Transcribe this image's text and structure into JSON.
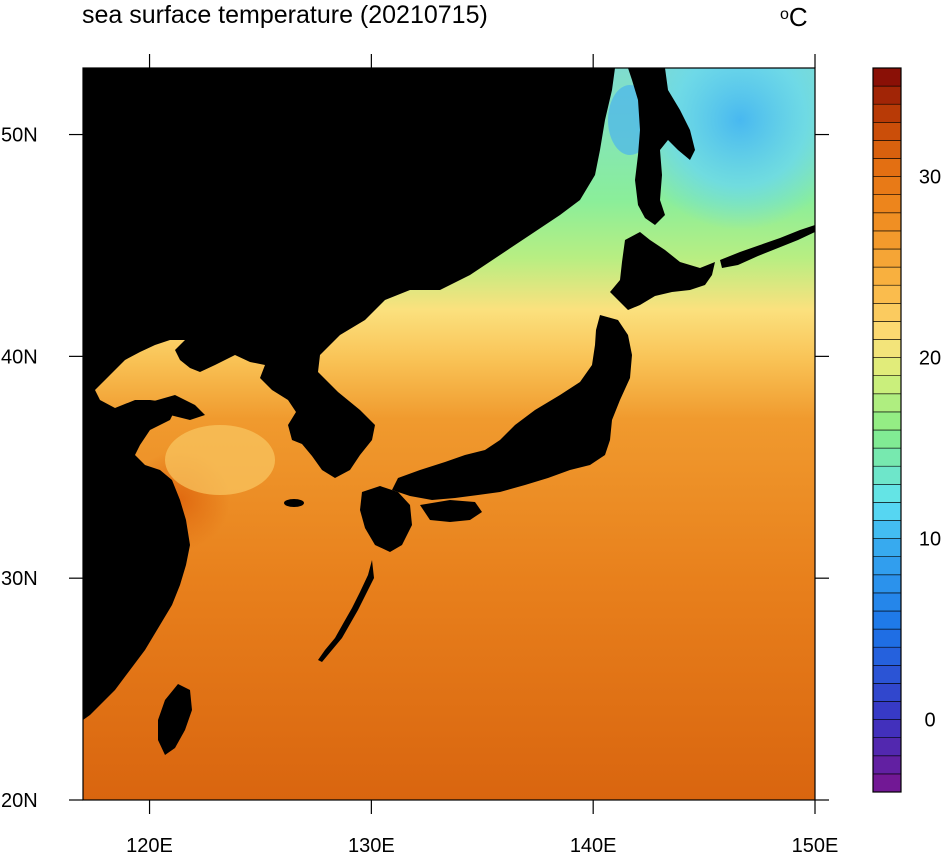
{
  "title": "sea surface temperature (20210715)",
  "unit": {
    "symbol": "o",
    "letter": "C"
  },
  "map": {
    "lon_range": [
      117,
      150
    ],
    "lat_range": [
      20,
      53
    ],
    "x_ticks": [
      {
        "value": 120,
        "label": "120E"
      },
      {
        "value": 130,
        "label": "130E"
      },
      {
        "value": 140,
        "label": "140E"
      },
      {
        "value": 150,
        "label": "150E"
      }
    ],
    "y_ticks": [
      {
        "value": 20,
        "label": "20N"
      },
      {
        "value": 30,
        "label": "30N"
      },
      {
        "value": 40,
        "label": "40N"
      },
      {
        "value": 50,
        "label": "50N"
      }
    ],
    "land_color": "#000000"
  },
  "colorbar": {
    "min": -4,
    "max": 36,
    "interval": 1,
    "tick_values": [
      0,
      10,
      20,
      30
    ],
    "tick_labels": [
      "0",
      "10",
      "20",
      "30"
    ],
    "color_stops": [
      {
        "v": -4,
        "c": "#7a148f"
      },
      {
        "v": 0,
        "c": "#3a34c2"
      },
      {
        "v": 5,
        "c": "#1c74e8"
      },
      {
        "v": 10,
        "c": "#3ab0f0"
      },
      {
        "v": 12,
        "c": "#5fe3f2"
      },
      {
        "v": 16,
        "c": "#86ec86"
      },
      {
        "v": 19,
        "c": "#d8f07a"
      },
      {
        "v": 21,
        "c": "#fce07a"
      },
      {
        "v": 24,
        "c": "#f9b544"
      },
      {
        "v": 28,
        "c": "#ef8a1e"
      },
      {
        "v": 31,
        "c": "#e06a10"
      },
      {
        "v": 33,
        "c": "#c44406"
      },
      {
        "v": 36,
        "c": "#7e0606"
      }
    ]
  }
}
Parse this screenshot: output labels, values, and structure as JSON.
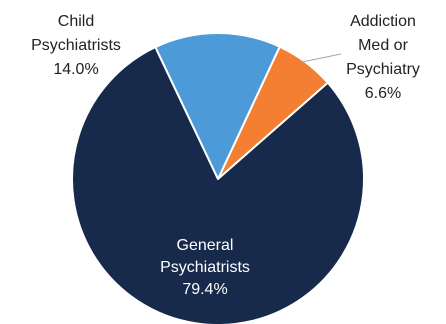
{
  "chart_data": {
    "type": "pie",
    "start_angle_deg": 25,
    "direction": "clockwise",
    "slices": [
      {
        "name": "Addiction Med or Psychiatry",
        "label_lines": [
          "Addiction",
          "Med or",
          "Psychiatry"
        ],
        "value": 6.6,
        "value_label": "6.6%",
        "color": "#F47F33",
        "label_color": "#222222"
      },
      {
        "name": "General Psychiatrists",
        "label_lines": [
          "General",
          "Psychiatrists"
        ],
        "value": 79.4,
        "value_label": "79.4%",
        "color": "#172A4C",
        "label_color": "#FFFFFF"
      },
      {
        "name": "Child Psychiatrists",
        "label_lines": [
          "Child",
          "Psychiatrists"
        ],
        "value": 14.0,
        "value_label": "14.0%",
        "color": "#4C9BD8",
        "label_color": "#222222"
      }
    ],
    "slice_border_color": "#FFFFFF",
    "leader_line_color": "#A6A6A6"
  }
}
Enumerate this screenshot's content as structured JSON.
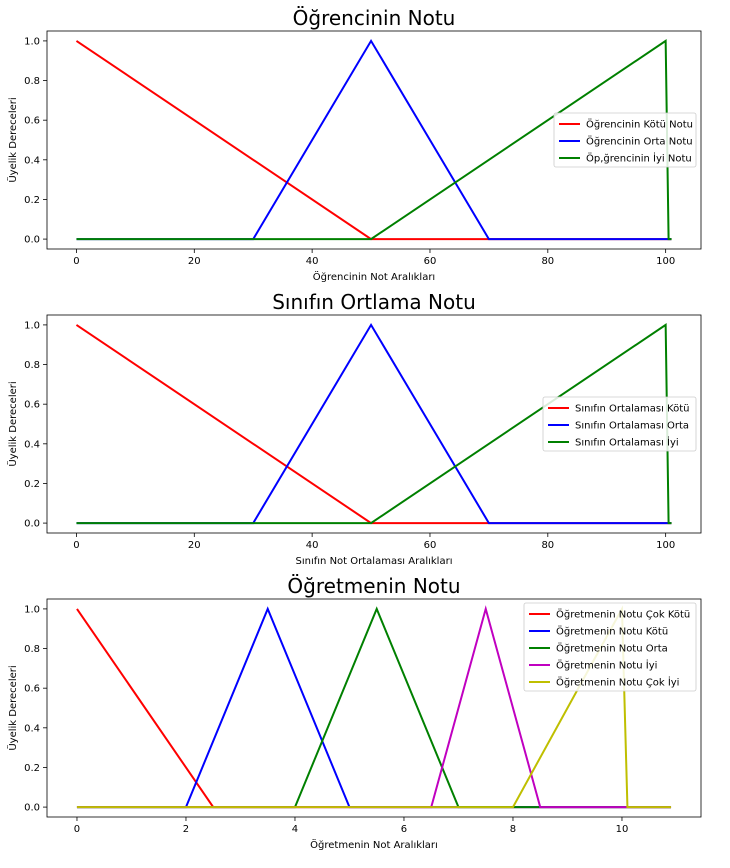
{
  "chart_data": [
    {
      "type": "line",
      "title": "Öğrencinin Notu",
      "xlabel": "Öğrencinin Not Aralıkları",
      "ylabel": "Üyelik Dereceleri",
      "xlim": [
        -5,
        106
      ],
      "ylim": [
        -0.05,
        1.05
      ],
      "xticks": [
        0,
        20,
        40,
        60,
        80,
        100
      ],
      "xtick_labels": [
        "0",
        "20",
        "40",
        "60",
        "80",
        "100"
      ],
      "yticks": [
        0,
        0.2,
        0.4,
        0.6,
        0.8,
        1.0
      ],
      "ytick_labels": [
        "0.0",
        "0.2",
        "0.4",
        "0.6",
        "0.8",
        "1.0"
      ],
      "legend_position": "center-right",
      "series": [
        {
          "name": "Öğrencinin Kötü Notu",
          "color": "#ff0000",
          "x": [
            0,
            50,
            101
          ],
          "y": [
            1,
            0,
            0
          ]
        },
        {
          "name": "Öğrencinin Orta Notu",
          "color": "#0000ff",
          "x": [
            0,
            30,
            50,
            70,
            101
          ],
          "y": [
            0,
            0,
            1,
            0,
            0
          ]
        },
        {
          "name": "Öp,ğrencinin İyi Notu",
          "color": "#008000",
          "x": [
            0,
            50,
            100,
            100.5,
            101
          ],
          "y": [
            0,
            0,
            1,
            0,
            0
          ]
        }
      ]
    },
    {
      "type": "line",
      "title": "Sınıfın Ortlama Notu",
      "xlabel": "Sınıfın Not Ortalaması Aralıkları",
      "ylabel": "Üyelik Dereceleri",
      "xlim": [
        -5,
        106
      ],
      "ylim": [
        -0.05,
        1.05
      ],
      "xticks": [
        0,
        20,
        40,
        60,
        80,
        100
      ],
      "xtick_labels": [
        "0",
        "20",
        "40",
        "60",
        "80",
        "100"
      ],
      "yticks": [
        0,
        0.2,
        0.4,
        0.6,
        0.8,
        1.0
      ],
      "ytick_labels": [
        "0.0",
        "0.2",
        "0.4",
        "0.6",
        "0.8",
        "1.0"
      ],
      "legend_position": "center-right",
      "series": [
        {
          "name": "Sınıfın Ortalaması Kötü",
          "color": "#ff0000",
          "x": [
            0,
            50,
            101
          ],
          "y": [
            1,
            0,
            0
          ]
        },
        {
          "name": "Sınıfın Ortalaması Orta",
          "color": "#0000ff",
          "x": [
            0,
            30,
            50,
            70,
            101
          ],
          "y": [
            0,
            0,
            1,
            0,
            0
          ]
        },
        {
          "name": "Sınıfın Ortalaması İyi",
          "color": "#008000",
          "x": [
            0,
            50,
            100,
            100.5,
            101
          ],
          "y": [
            0,
            0,
            1,
            0,
            0
          ]
        }
      ]
    },
    {
      "type": "line",
      "title": "Öğretmenin Notu",
      "xlabel": "Öğretmenin Not Aralıkları",
      "ylabel": "Üyelik Dereceleri",
      "xlim": [
        -0.55,
        11.45
      ],
      "ylim": [
        -0.05,
        1.05
      ],
      "xticks": [
        0,
        2,
        4,
        6,
        8,
        10
      ],
      "xtick_labels": [
        "0",
        "2",
        "4",
        "6",
        "8",
        "10"
      ],
      "yticks": [
        0,
        0.2,
        0.4,
        0.6,
        0.8,
        1.0
      ],
      "ytick_labels": [
        "0.0",
        "0.2",
        "0.4",
        "0.6",
        "0.8",
        "1.0"
      ],
      "legend_position": "upper-right",
      "series": [
        {
          "name": "Öğretmenin Notu Çok Kötü",
          "color": "#ff0000",
          "x": [
            0,
            2.5,
            10.9
          ],
          "y": [
            1,
            0,
            0
          ]
        },
        {
          "name": "Öğretmenin Notu Kötü",
          "color": "#0000ff",
          "x": [
            0,
            2,
            3.5,
            5,
            10.9
          ],
          "y": [
            0,
            0,
            1,
            0,
            0
          ]
        },
        {
          "name": "Öğretmenin Notu Orta",
          "color": "#008000",
          "x": [
            0,
            4,
            5.5,
            7,
            10.9
          ],
          "y": [
            0,
            0,
            1,
            0,
            0
          ]
        },
        {
          "name": "Öğretmenin Notu İyi",
          "color": "#c000c0",
          "x": [
            0,
            6.5,
            7.5,
            8.5,
            10.9
          ],
          "y": [
            0,
            0,
            1,
            0,
            0
          ]
        },
        {
          "name": "Öğretmenin Notu Çok İyi",
          "color": "#bfbf00",
          "x": [
            0,
            8,
            10,
            10.1,
            10.9
          ],
          "y": [
            0,
            0,
            1,
            0,
            0
          ]
        }
      ]
    }
  ]
}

▶ **Exercise details**
Identify and copy lines that hold the string "screenshot".

▶ **Answer for this exercise**
Parse this screenshot: output labels, values, and structure as JSON.
Enumerate this screenshot's content as structured JSON.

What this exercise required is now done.